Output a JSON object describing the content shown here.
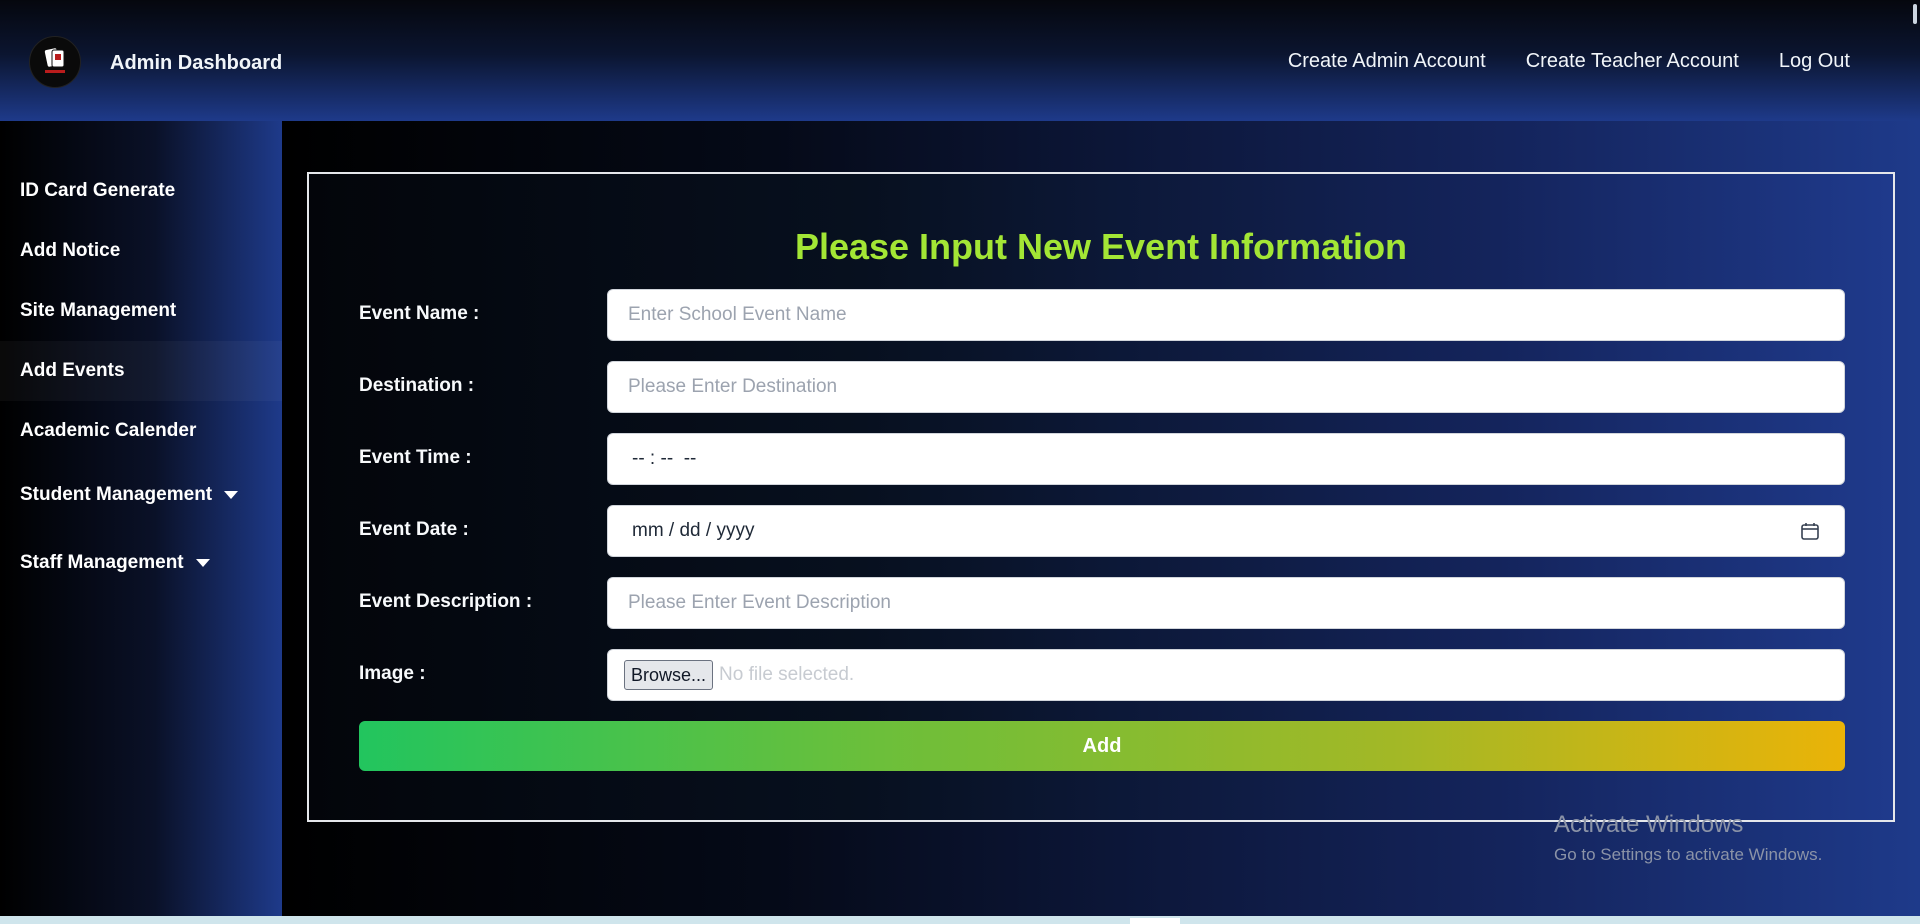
{
  "header": {
    "brand": "Admin Dashboard",
    "logo_icon": "id-cards-logo-icon",
    "nav": [
      {
        "label": "Create Admin Account"
      },
      {
        "label": "Create Teacher Account"
      },
      {
        "label": "Log Out"
      }
    ]
  },
  "sidebar": {
    "items": [
      {
        "label": "ID Card Generate"
      },
      {
        "label": "Add Notice"
      },
      {
        "label": "Site Management"
      },
      {
        "label": "Add Events",
        "active": true
      },
      {
        "label": "Academic Calender"
      },
      {
        "label": "Student Management",
        "dropdown": true
      },
      {
        "label": "Staff Management",
        "dropdown": true
      }
    ]
  },
  "form": {
    "title": "Please Input New Event Information",
    "fields": {
      "event_name": {
        "label": "Event Name :",
        "placeholder": "Enter School Event Name"
      },
      "destination": {
        "label": "Destination :",
        "placeholder": "Please Enter Destination"
      },
      "event_time": {
        "label": "Event Time :",
        "value": "-- : --  --"
      },
      "event_date": {
        "label": "Event Date :",
        "value": "mm / dd / yyyy",
        "icon": "calendar-icon"
      },
      "event_description": {
        "label": "Event Description :",
        "placeholder": "Please Enter Event Description"
      },
      "image": {
        "label": "Image :",
        "button": "Browse...",
        "status": "No file selected."
      }
    },
    "submit_label": "Add"
  },
  "watermark": {
    "title": "Activate Windows",
    "subtitle": "Go to Settings to activate Windows."
  },
  "colors": {
    "accent_title": "#a3e635",
    "button_start": "#22c55e",
    "button_end": "#eab308",
    "header_blue": "#1e3a8a"
  }
}
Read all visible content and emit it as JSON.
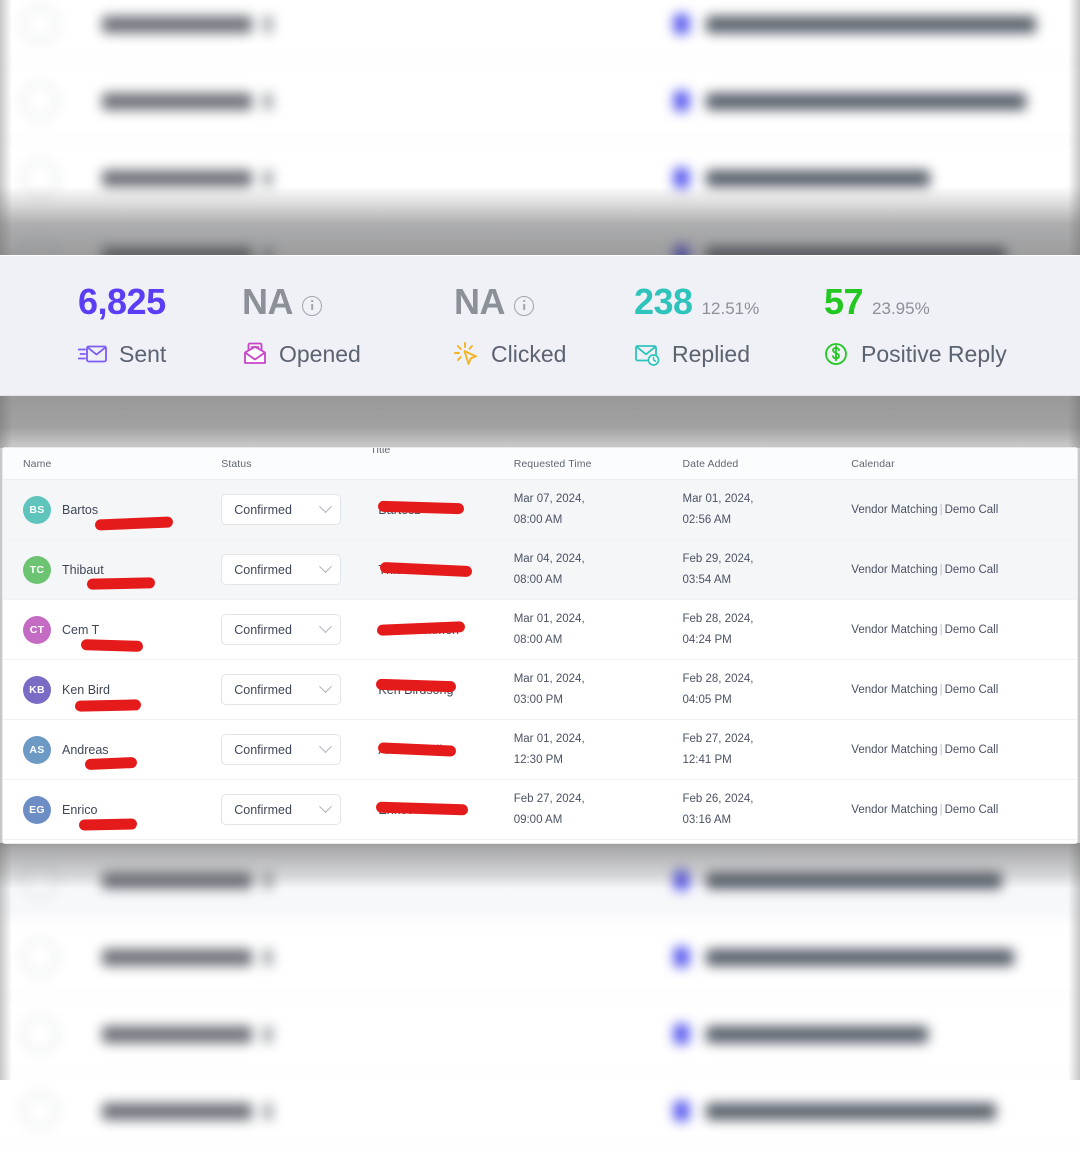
{
  "metrics": {
    "items": [
      {
        "value": "6,825",
        "pct": "",
        "label": "Sent",
        "icon": "envelope-send-icon",
        "color": "#5b3df5",
        "has_info": false
      },
      {
        "value": "NA",
        "pct": "",
        "label": "Opened",
        "icon": "envelope-open-icon",
        "color": "#8b9099",
        "has_info": true
      },
      {
        "value": "NA",
        "pct": "",
        "label": "Clicked",
        "icon": "cursor-click-icon",
        "color": "#8b9099",
        "has_info": true
      },
      {
        "value": "238",
        "pct": "12.51%",
        "label": "Replied",
        "icon": "envelope-reply-icon",
        "color": "#2ec4bc",
        "has_info": false
      },
      {
        "value": "57",
        "pct": "23.95%",
        "label": "Positive Reply",
        "icon": "dollar-circle-icon",
        "color": "#22c722",
        "has_info": false
      }
    ]
  },
  "table": {
    "columns": [
      "Name",
      "Status",
      "Title",
      "Requested Time",
      "Date Added",
      "Calendar"
    ],
    "status_selected": "Confirmed",
    "calendar_primary": "Vendor Matching",
    "calendar_secondary": "Demo Call",
    "rows": [
      {
        "initials": "BS",
        "avatar_color": "#5ec4bc",
        "name": "Bartos",
        "status": "Confirmed",
        "title": "Bartosz",
        "requested_date": "Mar 07, 2024,",
        "requested_time": "08:00 AM",
        "added_date": "Mar 01, 2024,",
        "added_time": "02:56 AM",
        "calendar": "Vendor Matching | Demo Call"
      },
      {
        "initials": "TC",
        "avatar_color": "#6cc472",
        "name": "Thibaut",
        "status": "Confirmed",
        "title": "Thibaut",
        "requested_date": "Mar 04, 2024,",
        "requested_time": "08:00 AM",
        "added_date": "Feb 29, 2024,",
        "added_time": "03:54 AM",
        "calendar": "Vendor Matching | Demo Call"
      },
      {
        "initials": "CT",
        "avatar_color": "#c46cc4",
        "name": "Cem T",
        "status": "Confirmed",
        "title": "Cem Tuskmen",
        "requested_date": "Mar 01, 2024,",
        "requested_time": "08:00 AM",
        "added_date": "Feb 28, 2024,",
        "added_time": "04:24 PM",
        "calendar": "Vendor Matching | Demo Call"
      },
      {
        "initials": "KB",
        "avatar_color": "#7a6cc4",
        "name": "Ken Bird",
        "status": "Confirmed",
        "title": "Ken Birdsong",
        "requested_date": "Mar 01, 2024,",
        "requested_time": "03:00 PM",
        "added_date": "Feb 28, 2024,",
        "added_time": "04:05 PM",
        "calendar": "Vendor Matching | Demo Call"
      },
      {
        "initials": "AS",
        "avatar_color": "#6c9ac4",
        "name": "Andreas",
        "status": "Confirmed",
        "title": "Andreas Sil",
        "requested_date": "Mar 01, 2024,",
        "requested_time": "12:30 PM",
        "added_date": "Feb 27, 2024,",
        "added_time": "12:41 PM",
        "calendar": "Vendor Matching | Demo Call"
      },
      {
        "initials": "EG",
        "avatar_color": "#6c8ec4",
        "name": "Enrico",
        "status": "Confirmed",
        "title": "Enrico Granelli",
        "requested_date": "Feb 27, 2024,",
        "requested_time": "09:00 AM",
        "added_date": "Feb 26, 2024,",
        "added_time": "03:16 AM",
        "calendar": "Vendor Matching | Demo Call"
      }
    ]
  }
}
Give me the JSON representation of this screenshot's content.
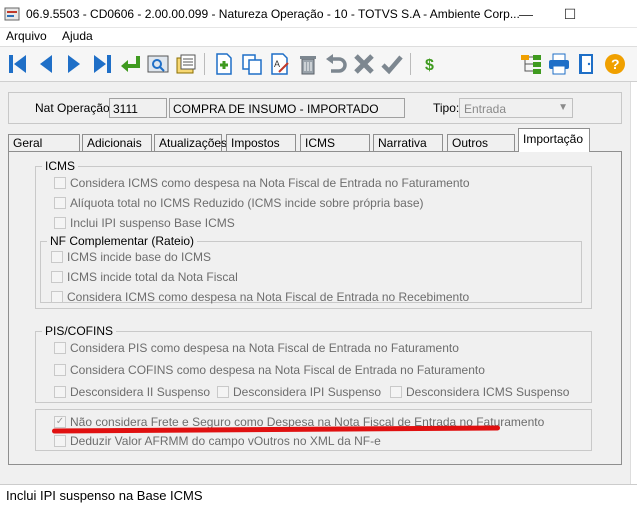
{
  "window": {
    "title": "06.9.5503 - CD0606 - 2.00.00.099 - Natureza Operação - 10 - TOTVS S.A - Ambiente Corp...",
    "minimize": "—",
    "maximize": "☐"
  },
  "menu": {
    "items": [
      "Arquivo",
      "Ajuda"
    ]
  },
  "toolbar": {
    "icons": [
      "first-record-icon",
      "previous-record-icon",
      "next-record-icon",
      "last-record-icon",
      "return-icon",
      "zoom-icon",
      "report-icon",
      "new-record-icon",
      "copy-icon",
      "edit-icon",
      "delete-icon",
      "undo-icon",
      "cancel-icon",
      "confirm-icon",
      "currency-icon",
      "structure-icon",
      "print-icon",
      "exit-icon",
      "help-icon"
    ],
    "colors": {
      "blue": "#1f6fc7",
      "green": "#3f9a1f",
      "gray": "#7d8790",
      "orange": "#f0a000"
    }
  },
  "header": {
    "nat_operacao_label": "Nat Operação:",
    "nat_operacao_code": "3111",
    "nat_operacao_desc": "COMPRA DE INSUMO - IMPORTADO",
    "tipo_label": "Tipo:",
    "tipo_value": "Entrada"
  },
  "tabs": [
    {
      "label": "Geral"
    },
    {
      "label": "Adicionais"
    },
    {
      "label": "Atualizações"
    },
    {
      "label": "Impostos"
    },
    {
      "label": "ICMS"
    },
    {
      "label": "Narrativa"
    },
    {
      "label": "Outros"
    },
    {
      "label": "Importação"
    }
  ],
  "active_tab": "Importação",
  "icms": {
    "title": "ICMS",
    "items": [
      {
        "label": "Considera ICMS como despesa na Nota Fiscal de Entrada no Faturamento",
        "checked": false
      },
      {
        "label": "Alíquota total no ICMS Reduzido (ICMS incide sobre própria base)",
        "checked": false
      },
      {
        "label": "Inclui IPI suspenso Base ICMS",
        "checked": false
      }
    ],
    "nf_complementar": {
      "title": "NF Complementar (Rateio)",
      "items": [
        {
          "label": "ICMS incide base do ICMS",
          "checked": false
        },
        {
          "label": "ICMS incide total da Nota Fiscal",
          "checked": false
        },
        {
          "label": "Considera ICMS como despesa na Nota Fiscal de Entrada no Recebimento",
          "checked": false
        }
      ]
    }
  },
  "pis_cofins": {
    "title": "PIS/COFINS",
    "items": [
      {
        "label": "Considera PIS como despesa na Nota Fiscal de Entrada no Faturamento",
        "checked": false
      },
      {
        "label": "Considera COFINS como despesa na Nota Fiscal de Entrada no Faturamento",
        "checked": false
      },
      {
        "label": "Desconsidera II Suspenso",
        "checked": false
      },
      {
        "label": "Desconsidera IPI Suspenso",
        "checked": false
      },
      {
        "label": "Desconsidera ICMS Suspenso",
        "checked": false
      }
    ]
  },
  "frete": {
    "items": [
      {
        "label": "Não considera Frete e Seguro como Despesa na Nota Fiscal de Entrada no Faturamento",
        "checked": true
      },
      {
        "label": "Deduzir Valor AFRMM do campo vOutros no XML da NF-e",
        "checked": false
      }
    ]
  },
  "status": {
    "text": "Inclui IPI suspenso na Base ICMS"
  }
}
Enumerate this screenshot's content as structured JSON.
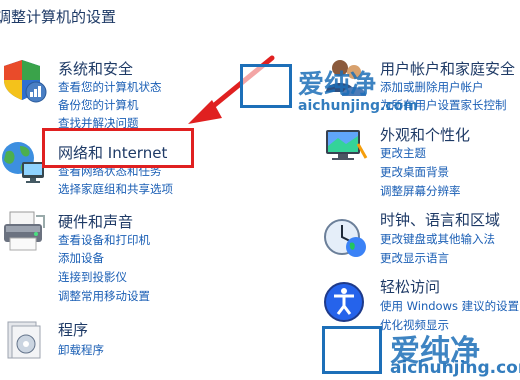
{
  "page": {
    "title": "调整计算机的设置"
  },
  "categories": [
    {
      "key": "system",
      "title": "系统和安全",
      "links": [
        "查看您的计算机状态",
        "备份您的计算机",
        "查找并解决问题"
      ]
    },
    {
      "key": "network",
      "title": "网络和 Internet",
      "links": [
        "查看网络状态和任务",
        "选择家庭组和共享选项"
      ]
    },
    {
      "key": "hardware",
      "title": "硬件和声音",
      "links": [
        "查看设备和打印机",
        "添加设备",
        "连接到投影仪",
        "调整常用移动设置"
      ]
    },
    {
      "key": "programs",
      "title": "程序",
      "links": [
        "卸载程序"
      ]
    },
    {
      "key": "users",
      "title": "用户帐户和家庭安全",
      "links": [
        "添加或删除用户帐户",
        "为所有用户设置家长控制"
      ]
    },
    {
      "key": "appearance",
      "title": "外观和个性化",
      "links": [
        "更改主题",
        "更改桌面背景",
        "调整屏幕分辨率"
      ]
    },
    {
      "key": "clock",
      "title": "时钟、语言和区域",
      "links": [
        "更改键盘或其他输入法",
        "更改显示语言"
      ]
    },
    {
      "key": "ease",
      "title": "轻松访问",
      "links": [
        "使用 Windows 建议的设置",
        "优化视频显示"
      ]
    }
  ],
  "watermark": {
    "brand_cn": "爱纯净",
    "url": "aichunjing.com",
    "color": "#1d6fb8"
  },
  "annotation": {
    "color": "#e02020"
  },
  "colors": {
    "title": "#1e3a66",
    "link": "#1b5fb5"
  }
}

# [What the task asks]
In the material above, find each line that contains the word "incide", and select it.

# [Worked solution]
        "label": "Alíquota total no ICMS Reduzido (ICMS incide sobre própria base)",
          "label": "ICMS incide base do ICMS",
          "label": "ICMS incide total da Nota Fiscal",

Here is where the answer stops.